## [PROBLEM]
For the data below, work out how many lines contain the word "time" and supply only that number.

[Data excerpts]

___

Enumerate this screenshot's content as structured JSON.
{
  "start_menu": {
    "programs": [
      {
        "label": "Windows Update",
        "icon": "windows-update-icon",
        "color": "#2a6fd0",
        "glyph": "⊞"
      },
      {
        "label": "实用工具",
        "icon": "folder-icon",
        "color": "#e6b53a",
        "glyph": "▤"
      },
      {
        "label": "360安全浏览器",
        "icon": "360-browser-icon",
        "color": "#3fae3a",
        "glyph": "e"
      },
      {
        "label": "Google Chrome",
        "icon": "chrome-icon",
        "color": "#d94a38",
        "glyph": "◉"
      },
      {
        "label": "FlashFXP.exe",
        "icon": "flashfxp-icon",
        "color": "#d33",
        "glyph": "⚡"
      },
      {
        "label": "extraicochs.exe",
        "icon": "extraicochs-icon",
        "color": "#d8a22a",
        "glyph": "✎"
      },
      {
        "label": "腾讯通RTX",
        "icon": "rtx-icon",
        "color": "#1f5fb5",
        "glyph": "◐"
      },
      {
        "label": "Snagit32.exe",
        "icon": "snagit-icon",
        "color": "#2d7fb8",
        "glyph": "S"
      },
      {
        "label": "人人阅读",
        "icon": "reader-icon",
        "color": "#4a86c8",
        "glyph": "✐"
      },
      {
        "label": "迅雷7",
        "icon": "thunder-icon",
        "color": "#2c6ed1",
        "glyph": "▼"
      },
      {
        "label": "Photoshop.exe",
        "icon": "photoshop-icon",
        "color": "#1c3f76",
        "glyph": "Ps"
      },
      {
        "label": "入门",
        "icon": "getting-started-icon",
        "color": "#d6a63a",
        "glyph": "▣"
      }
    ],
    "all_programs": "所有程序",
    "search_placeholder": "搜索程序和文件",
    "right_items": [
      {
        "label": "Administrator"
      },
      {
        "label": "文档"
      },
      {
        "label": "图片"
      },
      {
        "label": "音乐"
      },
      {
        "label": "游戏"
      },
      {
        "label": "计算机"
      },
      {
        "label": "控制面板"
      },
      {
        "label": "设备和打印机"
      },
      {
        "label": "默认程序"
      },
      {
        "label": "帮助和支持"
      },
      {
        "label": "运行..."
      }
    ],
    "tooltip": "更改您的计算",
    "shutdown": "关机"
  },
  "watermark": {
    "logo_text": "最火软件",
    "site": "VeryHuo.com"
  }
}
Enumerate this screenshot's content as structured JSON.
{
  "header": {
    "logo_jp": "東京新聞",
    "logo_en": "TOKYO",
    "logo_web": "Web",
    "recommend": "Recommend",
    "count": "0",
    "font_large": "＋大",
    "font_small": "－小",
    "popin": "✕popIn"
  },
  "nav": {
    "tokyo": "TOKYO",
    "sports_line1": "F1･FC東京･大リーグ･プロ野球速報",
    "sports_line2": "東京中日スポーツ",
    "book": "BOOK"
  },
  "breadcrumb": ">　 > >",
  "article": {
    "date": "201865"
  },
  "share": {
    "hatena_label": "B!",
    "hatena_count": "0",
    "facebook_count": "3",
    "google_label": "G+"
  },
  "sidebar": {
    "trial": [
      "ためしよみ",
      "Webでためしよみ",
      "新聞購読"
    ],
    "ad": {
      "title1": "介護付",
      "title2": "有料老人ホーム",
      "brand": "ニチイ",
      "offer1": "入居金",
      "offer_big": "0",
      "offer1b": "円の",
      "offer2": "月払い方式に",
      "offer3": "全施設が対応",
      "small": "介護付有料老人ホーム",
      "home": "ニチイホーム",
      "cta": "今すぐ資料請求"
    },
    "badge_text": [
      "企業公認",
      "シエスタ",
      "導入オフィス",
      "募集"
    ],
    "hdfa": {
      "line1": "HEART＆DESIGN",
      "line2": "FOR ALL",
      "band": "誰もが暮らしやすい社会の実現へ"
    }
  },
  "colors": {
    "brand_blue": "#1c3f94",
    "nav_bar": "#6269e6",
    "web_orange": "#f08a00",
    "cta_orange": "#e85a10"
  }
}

___

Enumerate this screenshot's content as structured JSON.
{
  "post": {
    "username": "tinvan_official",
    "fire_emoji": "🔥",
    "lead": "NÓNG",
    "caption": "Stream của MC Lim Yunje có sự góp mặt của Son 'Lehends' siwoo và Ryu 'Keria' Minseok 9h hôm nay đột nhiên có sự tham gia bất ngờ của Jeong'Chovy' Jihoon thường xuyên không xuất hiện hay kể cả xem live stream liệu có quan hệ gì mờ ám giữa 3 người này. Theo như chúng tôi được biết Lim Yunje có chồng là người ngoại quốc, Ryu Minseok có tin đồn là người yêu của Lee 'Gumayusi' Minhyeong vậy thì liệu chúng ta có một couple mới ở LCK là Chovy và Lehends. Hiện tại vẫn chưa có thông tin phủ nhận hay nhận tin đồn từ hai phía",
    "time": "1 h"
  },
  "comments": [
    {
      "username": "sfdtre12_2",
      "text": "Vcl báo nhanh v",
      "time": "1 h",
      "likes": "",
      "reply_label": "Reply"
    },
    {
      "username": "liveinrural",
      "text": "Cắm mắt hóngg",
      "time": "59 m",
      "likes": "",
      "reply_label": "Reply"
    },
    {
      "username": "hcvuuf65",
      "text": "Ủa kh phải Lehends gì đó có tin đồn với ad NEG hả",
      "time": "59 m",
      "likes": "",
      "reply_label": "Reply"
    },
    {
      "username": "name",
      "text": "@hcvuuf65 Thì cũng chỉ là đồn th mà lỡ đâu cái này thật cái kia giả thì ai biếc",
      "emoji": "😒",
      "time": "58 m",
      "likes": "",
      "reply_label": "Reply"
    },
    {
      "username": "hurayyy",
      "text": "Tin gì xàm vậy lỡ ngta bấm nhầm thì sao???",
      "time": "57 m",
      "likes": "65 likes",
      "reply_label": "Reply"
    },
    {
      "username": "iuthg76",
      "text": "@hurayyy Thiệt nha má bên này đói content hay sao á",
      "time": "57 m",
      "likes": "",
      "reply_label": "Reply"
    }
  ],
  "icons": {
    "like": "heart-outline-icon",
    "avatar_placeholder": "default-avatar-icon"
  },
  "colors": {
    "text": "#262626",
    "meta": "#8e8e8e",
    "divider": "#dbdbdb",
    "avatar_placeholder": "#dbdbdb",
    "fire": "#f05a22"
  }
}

___

## [SOLUTION BELOW]
7